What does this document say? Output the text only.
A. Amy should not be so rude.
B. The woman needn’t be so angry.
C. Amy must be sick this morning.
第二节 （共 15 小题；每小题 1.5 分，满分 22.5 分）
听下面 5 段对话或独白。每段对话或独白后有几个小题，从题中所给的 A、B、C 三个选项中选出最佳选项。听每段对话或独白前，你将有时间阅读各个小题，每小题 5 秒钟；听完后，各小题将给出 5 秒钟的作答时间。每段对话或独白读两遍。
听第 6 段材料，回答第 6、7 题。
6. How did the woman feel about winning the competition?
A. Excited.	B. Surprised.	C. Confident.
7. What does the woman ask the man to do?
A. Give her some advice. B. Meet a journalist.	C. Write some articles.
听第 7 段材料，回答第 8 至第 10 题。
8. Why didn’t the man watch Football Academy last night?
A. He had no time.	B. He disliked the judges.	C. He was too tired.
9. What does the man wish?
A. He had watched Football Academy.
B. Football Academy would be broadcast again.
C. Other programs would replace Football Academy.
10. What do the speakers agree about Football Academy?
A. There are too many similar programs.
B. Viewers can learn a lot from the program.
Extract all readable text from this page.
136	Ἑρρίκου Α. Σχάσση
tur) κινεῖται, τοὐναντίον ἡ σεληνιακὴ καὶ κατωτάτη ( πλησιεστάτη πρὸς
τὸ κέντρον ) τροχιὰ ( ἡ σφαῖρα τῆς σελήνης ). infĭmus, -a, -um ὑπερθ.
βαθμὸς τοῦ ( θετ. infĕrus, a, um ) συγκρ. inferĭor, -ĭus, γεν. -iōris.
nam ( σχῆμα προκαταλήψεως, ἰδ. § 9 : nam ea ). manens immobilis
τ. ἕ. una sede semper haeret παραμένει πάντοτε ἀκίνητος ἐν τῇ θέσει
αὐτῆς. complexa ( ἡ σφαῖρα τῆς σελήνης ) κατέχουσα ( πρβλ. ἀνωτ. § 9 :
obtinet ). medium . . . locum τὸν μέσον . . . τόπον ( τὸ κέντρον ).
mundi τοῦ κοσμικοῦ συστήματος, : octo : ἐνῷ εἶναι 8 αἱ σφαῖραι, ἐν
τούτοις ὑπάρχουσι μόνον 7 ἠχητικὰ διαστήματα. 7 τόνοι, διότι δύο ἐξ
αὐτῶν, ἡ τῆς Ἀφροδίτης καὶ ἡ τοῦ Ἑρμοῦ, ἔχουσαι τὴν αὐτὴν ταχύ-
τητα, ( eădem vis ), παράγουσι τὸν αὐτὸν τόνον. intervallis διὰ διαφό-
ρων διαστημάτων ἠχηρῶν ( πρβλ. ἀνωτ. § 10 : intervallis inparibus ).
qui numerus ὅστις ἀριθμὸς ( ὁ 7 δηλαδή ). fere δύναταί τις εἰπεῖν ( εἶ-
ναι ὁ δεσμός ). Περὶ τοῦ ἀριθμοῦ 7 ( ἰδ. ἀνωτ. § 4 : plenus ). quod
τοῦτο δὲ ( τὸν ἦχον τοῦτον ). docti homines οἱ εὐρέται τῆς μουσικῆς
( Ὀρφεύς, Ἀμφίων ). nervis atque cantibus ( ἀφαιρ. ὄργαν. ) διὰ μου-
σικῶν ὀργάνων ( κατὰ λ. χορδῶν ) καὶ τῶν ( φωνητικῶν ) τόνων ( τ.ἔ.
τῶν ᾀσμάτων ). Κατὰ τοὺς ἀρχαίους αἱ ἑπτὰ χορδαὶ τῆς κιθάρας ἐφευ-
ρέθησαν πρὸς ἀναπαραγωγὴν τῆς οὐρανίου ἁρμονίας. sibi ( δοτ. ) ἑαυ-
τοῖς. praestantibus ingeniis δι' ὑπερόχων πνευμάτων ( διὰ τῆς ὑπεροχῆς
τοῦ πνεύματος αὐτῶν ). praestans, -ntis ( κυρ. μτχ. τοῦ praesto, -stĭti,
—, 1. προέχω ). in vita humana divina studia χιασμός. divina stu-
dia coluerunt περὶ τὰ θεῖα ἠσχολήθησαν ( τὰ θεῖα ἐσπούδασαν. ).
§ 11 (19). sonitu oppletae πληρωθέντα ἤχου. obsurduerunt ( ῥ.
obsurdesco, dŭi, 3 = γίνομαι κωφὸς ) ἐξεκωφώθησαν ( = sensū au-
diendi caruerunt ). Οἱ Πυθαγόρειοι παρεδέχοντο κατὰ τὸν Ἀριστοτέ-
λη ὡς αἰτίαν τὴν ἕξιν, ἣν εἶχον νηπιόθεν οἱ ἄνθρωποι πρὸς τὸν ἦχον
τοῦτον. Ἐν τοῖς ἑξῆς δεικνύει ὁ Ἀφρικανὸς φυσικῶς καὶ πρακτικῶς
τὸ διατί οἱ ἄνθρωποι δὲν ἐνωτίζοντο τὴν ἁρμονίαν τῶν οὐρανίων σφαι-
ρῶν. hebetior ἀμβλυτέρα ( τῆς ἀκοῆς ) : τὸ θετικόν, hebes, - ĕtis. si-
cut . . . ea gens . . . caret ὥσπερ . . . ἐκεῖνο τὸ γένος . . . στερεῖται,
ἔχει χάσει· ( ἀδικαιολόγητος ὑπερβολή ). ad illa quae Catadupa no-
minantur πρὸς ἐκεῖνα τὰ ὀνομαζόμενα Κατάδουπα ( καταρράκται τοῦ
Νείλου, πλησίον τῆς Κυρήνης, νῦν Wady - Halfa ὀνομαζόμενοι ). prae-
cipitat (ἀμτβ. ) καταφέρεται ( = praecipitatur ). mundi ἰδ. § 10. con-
______
Set exercise:
Count how many lines above include the word "would" and answer with that figure only.

In response:
2